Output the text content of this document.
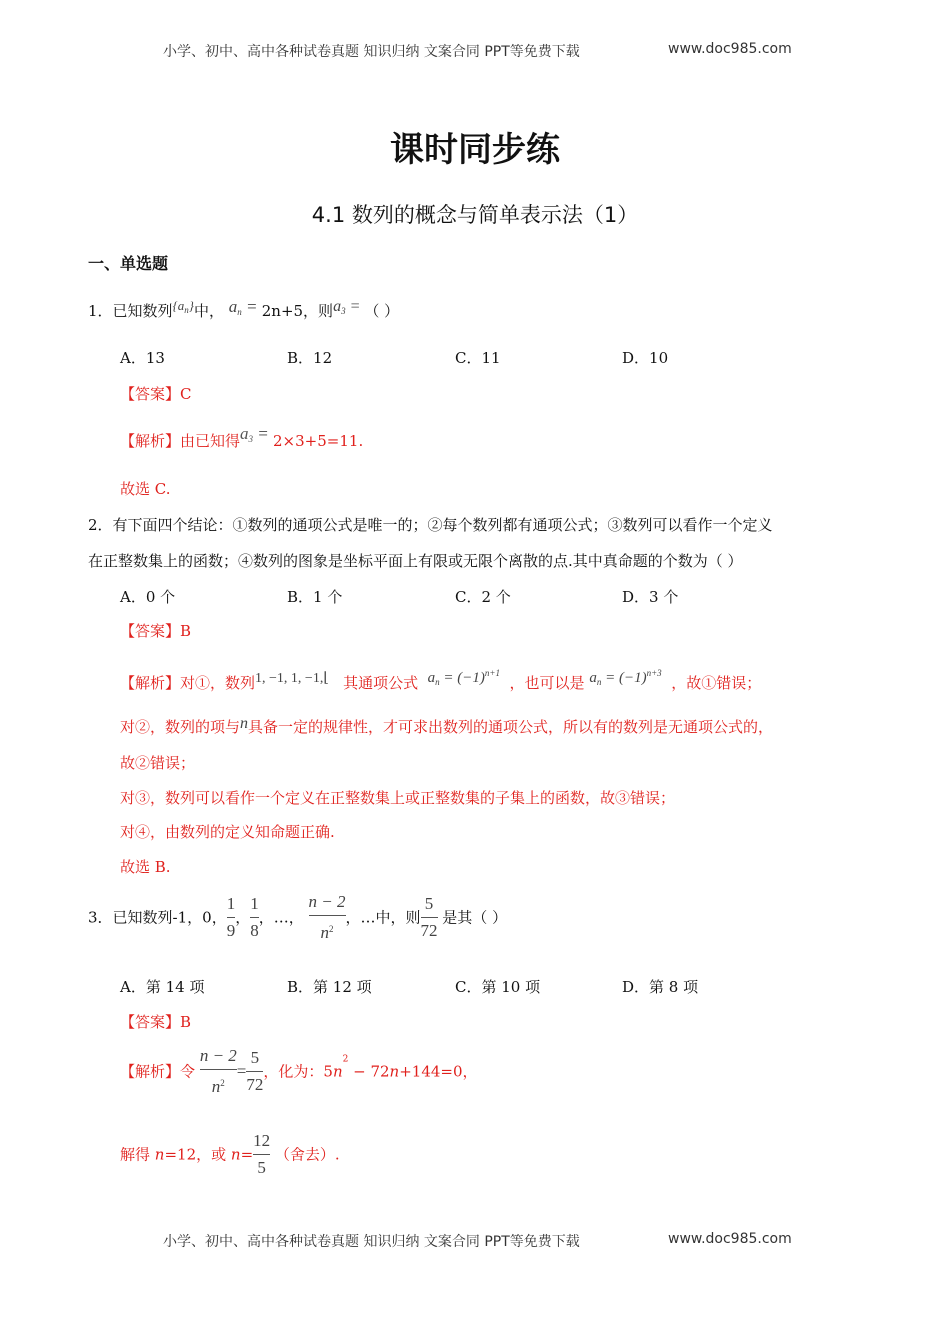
小学、初中、高中各种试卷真题 知识归纳 文案合同 PPT等免费下载	www.doc985.com
课时同步练
4.1 数列的概念与简单表示法（1）
一、单选题
1．已知数列$\{a_n\}$中， $a_n = 2n+5$，则$a_3$ = （ ）
A．13	B．12	C．11	D．10
【答案】C
【解析】由已知得$a_3 = 2\times 3+5=11$.
故选 C.
2．有下面四个结论：①数列的通项公式是唯一的；②每个数列都有通项公式；③数列可以看作一个定义
在正整数集上的函数；④数列的图象是坐标平面上有限或无限个离散的点.其中真命题的个数为（ ）
A．0 个	B．1 个	C．2 个	D．3 个
【答案】B
【解析】对①，数列1, −1, 1, −1,⌊ 其通项公式 $a_n = (-1)^{n+1}$  ，也可以是 $a_n = (-1)^{n+3}$  ，故①错误；
对②，数列的项与n具备一定的规律性，才可求出数列的通项公式，所以有的数列是无通项公式的，
故②错误；
对③，数列可以看作一个定义在正整数集上或正整数集的子集上的函数，故③错误；
对④，由数列的定义知命题正确.
故选 B.
3．已知数列-1，0， $\frac{1}{9}$ ， $\frac{1}{8}$ ，…， $\frac{n - 2}{n^2}$ ，…中，则 $\frac{5}{72}$ 是其（ ）
A．第 14 项	B．第 12 项	C．第 10 项	D．第 8 项
【答案】B
【解析】令 $\frac{n - 2}{n^2} = \frac{5}{72}$ ，化为：$5n^2 - 72n+144=0$，
解得 n=12，或 $n= \frac{12}{5}$ （舍去）.
小学、初中、高中各种试卷真题 知识归纳 文案合同 PPT等免费下载	www.doc985.com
--------------------------------------------------
# Task goal
Without the pictures, extract every entry verbatim.

# Answer to the task
Output the text content of this document.
小学、初中、高中各种试卷真题 知识归纳 文案合同 PPT等免费下载	www.doc985.com
课时同步练
4.1 数列的概念与简单表示法（1）
一、单选题
1．已知数列$\{a_n\}$中， $a_n = 2n+5$，则$a_3$ = （ ）
A．13	B．12	C．11	D．10
【答案】C
【解析】由已知得$a_3 = 2\times 3+5=11$.
故选 C.
2．有下面四个结论：①数列的通项公式是唯一的；②每个数列都有通项公式；③数列可以看作一个定义
在正整数集上的函数；④数列的图象是坐标平面上有限或无限个离散的点.其中真命题的个数为（ ）
A．0 个	B．1 个	C．2 个	D．3 个
【答案】B
【解析】对①，数列1, −1, 1, −1,⌊ 其通项公式 $a_n = (-1)^{n+1}$  ，也可以是 $a_n = (-1)^{n+3}$  ，故①错误；
对②，数列的项与n具备一定的规律性，才可求出数列的通项公式，所以有的数列是无通项公式的，
故②错误；
对③，数列可以看作一个定义在正整数集上或正整数集的子集上的函数，故③错误；
对④，由数列的定义知命题正确.
故选 B.
3．已知数列-1，0， $\frac{1}{9}$ ， $\frac{1}{8}$ ，…， $\frac{n - 2}{n^2}$ ，…中，则 $\frac{5}{72}$ 是其（ ）
A．第 14 项	B．第 12 项	C．第 10 项	D．第 8 项
【答案】B
【解析】令 $\frac{n - 2}{n^2} = \frac{5}{72}$ ，化为：$5n^2 - 72n+144=0$，
解得 n=12，或 $n= \frac{12}{5}$ （舍去）.
小学、初中、高中各种试卷真题 知识归纳 文案合同 PPT等免费下载	www.doc985.com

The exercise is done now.